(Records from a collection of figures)
— BEGIN —

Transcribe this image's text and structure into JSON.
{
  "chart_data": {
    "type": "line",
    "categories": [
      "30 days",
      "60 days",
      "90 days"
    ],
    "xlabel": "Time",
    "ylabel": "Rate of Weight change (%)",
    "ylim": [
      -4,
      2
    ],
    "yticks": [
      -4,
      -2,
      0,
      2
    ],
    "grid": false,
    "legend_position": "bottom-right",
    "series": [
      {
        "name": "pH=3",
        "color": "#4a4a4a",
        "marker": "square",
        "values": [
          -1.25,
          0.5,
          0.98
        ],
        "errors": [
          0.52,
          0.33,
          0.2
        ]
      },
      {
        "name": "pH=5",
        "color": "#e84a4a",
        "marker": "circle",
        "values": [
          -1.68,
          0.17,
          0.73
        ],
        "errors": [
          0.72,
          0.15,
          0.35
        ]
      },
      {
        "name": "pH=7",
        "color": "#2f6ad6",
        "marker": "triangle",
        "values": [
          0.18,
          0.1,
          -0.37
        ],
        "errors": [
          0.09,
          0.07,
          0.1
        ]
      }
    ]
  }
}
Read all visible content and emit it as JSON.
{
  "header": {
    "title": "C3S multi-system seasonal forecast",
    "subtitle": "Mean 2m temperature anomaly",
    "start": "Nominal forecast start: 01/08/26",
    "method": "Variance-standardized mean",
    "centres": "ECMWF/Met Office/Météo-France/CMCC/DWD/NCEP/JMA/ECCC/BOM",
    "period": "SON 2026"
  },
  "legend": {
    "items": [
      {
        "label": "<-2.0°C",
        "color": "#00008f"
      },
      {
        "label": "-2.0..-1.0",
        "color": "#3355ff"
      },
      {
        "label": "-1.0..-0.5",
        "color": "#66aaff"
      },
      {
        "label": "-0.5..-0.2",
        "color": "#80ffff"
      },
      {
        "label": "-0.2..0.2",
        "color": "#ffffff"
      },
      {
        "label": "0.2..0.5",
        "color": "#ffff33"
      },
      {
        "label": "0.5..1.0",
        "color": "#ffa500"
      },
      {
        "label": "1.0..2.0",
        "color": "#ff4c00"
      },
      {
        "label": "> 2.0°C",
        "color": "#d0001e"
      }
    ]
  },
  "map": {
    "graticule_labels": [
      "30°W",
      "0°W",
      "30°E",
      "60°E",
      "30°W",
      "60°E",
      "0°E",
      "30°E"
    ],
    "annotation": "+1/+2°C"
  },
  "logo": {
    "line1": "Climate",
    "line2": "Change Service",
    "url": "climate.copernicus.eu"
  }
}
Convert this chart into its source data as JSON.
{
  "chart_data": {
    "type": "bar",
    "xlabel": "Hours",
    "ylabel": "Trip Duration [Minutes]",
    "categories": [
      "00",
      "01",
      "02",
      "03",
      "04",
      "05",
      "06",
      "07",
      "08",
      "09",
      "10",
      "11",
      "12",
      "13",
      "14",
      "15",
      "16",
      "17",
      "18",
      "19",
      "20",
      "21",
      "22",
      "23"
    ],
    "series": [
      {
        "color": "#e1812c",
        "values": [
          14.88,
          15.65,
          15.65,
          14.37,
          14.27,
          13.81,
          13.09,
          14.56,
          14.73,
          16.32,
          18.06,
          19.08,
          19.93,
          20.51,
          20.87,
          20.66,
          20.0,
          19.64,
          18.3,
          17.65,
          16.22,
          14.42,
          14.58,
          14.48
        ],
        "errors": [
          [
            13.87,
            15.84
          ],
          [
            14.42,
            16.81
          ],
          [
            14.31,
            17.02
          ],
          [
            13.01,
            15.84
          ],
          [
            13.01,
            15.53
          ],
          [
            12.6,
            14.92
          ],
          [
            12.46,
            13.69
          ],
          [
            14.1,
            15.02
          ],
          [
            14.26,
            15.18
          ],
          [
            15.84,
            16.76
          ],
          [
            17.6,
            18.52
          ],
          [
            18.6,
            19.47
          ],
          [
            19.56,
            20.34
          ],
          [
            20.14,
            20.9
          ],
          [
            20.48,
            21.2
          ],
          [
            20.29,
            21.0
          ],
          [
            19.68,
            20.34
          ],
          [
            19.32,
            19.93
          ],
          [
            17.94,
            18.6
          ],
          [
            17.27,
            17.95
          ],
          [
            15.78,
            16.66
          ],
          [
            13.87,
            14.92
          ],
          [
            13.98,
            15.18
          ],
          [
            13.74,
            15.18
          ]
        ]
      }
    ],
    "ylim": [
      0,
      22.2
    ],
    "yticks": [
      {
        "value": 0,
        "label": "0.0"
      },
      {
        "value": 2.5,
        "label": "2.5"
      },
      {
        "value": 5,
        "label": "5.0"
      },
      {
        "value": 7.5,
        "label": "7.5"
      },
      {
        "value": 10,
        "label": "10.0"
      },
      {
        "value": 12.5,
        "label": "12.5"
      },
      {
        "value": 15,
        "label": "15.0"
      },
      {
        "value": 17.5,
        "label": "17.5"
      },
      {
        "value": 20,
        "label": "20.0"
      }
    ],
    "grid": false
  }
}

— END —

__Given instruction__
Among the lines of the material, find those that hold the word "JSON" and copy them.

__Exercise response__
Transcribe this image's text and structure into JSON.
Read all visible content and emit it as JSON.
Convert this chart into its source data as JSON.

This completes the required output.